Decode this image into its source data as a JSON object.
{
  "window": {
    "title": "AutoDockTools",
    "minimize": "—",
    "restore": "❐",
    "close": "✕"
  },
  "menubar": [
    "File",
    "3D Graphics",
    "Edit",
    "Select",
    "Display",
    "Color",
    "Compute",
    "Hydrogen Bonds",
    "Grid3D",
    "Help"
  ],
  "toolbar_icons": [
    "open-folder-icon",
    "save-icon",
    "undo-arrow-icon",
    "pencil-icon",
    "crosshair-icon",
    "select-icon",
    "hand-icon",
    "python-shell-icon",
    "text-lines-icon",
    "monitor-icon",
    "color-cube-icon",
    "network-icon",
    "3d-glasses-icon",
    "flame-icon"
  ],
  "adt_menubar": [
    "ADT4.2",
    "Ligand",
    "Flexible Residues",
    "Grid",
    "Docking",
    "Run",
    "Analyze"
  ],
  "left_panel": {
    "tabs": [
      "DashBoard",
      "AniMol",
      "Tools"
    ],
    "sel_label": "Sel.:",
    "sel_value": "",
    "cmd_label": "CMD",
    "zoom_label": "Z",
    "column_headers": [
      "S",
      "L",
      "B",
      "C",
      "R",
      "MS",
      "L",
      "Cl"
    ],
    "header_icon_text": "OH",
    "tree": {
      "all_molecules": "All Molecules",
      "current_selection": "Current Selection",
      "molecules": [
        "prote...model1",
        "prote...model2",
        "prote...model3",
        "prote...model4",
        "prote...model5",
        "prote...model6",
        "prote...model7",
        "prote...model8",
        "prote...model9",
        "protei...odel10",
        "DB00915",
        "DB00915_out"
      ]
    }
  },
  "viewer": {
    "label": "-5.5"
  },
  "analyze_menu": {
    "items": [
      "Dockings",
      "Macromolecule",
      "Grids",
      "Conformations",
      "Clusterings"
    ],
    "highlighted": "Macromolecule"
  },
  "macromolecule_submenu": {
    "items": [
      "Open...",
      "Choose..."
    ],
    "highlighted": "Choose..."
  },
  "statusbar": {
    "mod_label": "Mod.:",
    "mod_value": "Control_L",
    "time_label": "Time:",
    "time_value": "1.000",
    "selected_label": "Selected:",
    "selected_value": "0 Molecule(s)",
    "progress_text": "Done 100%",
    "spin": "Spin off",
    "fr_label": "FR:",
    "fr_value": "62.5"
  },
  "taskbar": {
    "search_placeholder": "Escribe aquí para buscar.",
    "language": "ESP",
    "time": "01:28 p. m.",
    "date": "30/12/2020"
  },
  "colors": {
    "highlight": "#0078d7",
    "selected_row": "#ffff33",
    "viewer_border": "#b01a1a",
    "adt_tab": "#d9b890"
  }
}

■ **INSTRUCTION**
Retype every record above exactly as written.

■ **IN RESPONSE**
Decode this image into its source data as a JSON object.
{
  "window": {
    "title": "AutoDockTools",
    "minimize": "—",
    "restore": "❐",
    "close": "✕"
  },
  "menubar": [
    "File",
    "3D Graphics",
    "Edit",
    "Select",
    "Display",
    "Color",
    "Compute",
    "Hydrogen Bonds",
    "Grid3D",
    "Help"
  ],
  "toolbar_icons": [
    "open-folder-icon",
    "save-icon",
    "undo-arrow-icon",
    "pencil-icon",
    "crosshair-icon",
    "select-icon",
    "hand-icon",
    "python-shell-icon",
    "text-lines-icon",
    "monitor-icon",
    "color-cube-icon",
    "network-icon",
    "3d-glasses-icon",
    "flame-icon"
  ],
  "adt_menubar": [
    "ADT4.2",
    "Ligand",
    "Flexible Residues",
    "Grid",
    "Docking",
    "Run",
    "Analyze"
  ],
  "left_panel": {
    "tabs": [
      "DashBoard",
      "AniMol",
      "Tools"
    ],
    "sel_label": "Sel.:",
    "sel_value": "",
    "cmd_label": "CMD",
    "zoom_label": "Z",
    "column_headers": [
      "S",
      "L",
      "B",
      "C",
      "R",
      "MS",
      "L",
      "Cl"
    ],
    "header_icon_text": "OH",
    "tree": {
      "all_molecules": "All Molecules",
      "current_selection": "Current Selection",
      "molecules": [
        "prote...model1",
        "prote...model2",
        "prote...model3",
        "prote...model4",
        "prote...model5",
        "prote...model6",
        "prote...model7",
        "prote...model8",
        "prote...model9",
        "protei...odel10",
        "DB00915",
        "DB00915_out"
      ]
    }
  },
  "viewer": {
    "label": "-5.5"
  },
  "analyze_menu": {
    "items": [
      "Dockings",
      "Macromolecule",
      "Grids",
      "Conformations",
      "Clusterings"
    ],
    "highlighted": "Macromolecule"
  },
  "macromolecule_submenu": {
    "items": [
      "Open...",
      "Choose..."
    ],
    "highlighted": "Choose..."
  },
  "statusbar": {
    "mod_label": "Mod.:",
    "mod_value": "Control_L",
    "time_label": "Time:",
    "time_value": "1.000",
    "selected_label": "Selected:",
    "selected_value": "0 Molecule(s)",
    "progress_text": "Done 100%",
    "spin": "Spin off",
    "fr_label": "FR:",
    "fr_value": "62.5"
  },
  "taskbar": {
    "search_placeholder": "Escribe aquí para buscar.",
    "language": "ESP",
    "time": "01:28 p. m.",
    "date": "30/12/2020"
  },
  "colors": {
    "highlight": "#0078d7",
    "selected_row": "#ffff33",
    "viewer_border": "#b01a1a",
    "adt_tab": "#d9b890"
  }
}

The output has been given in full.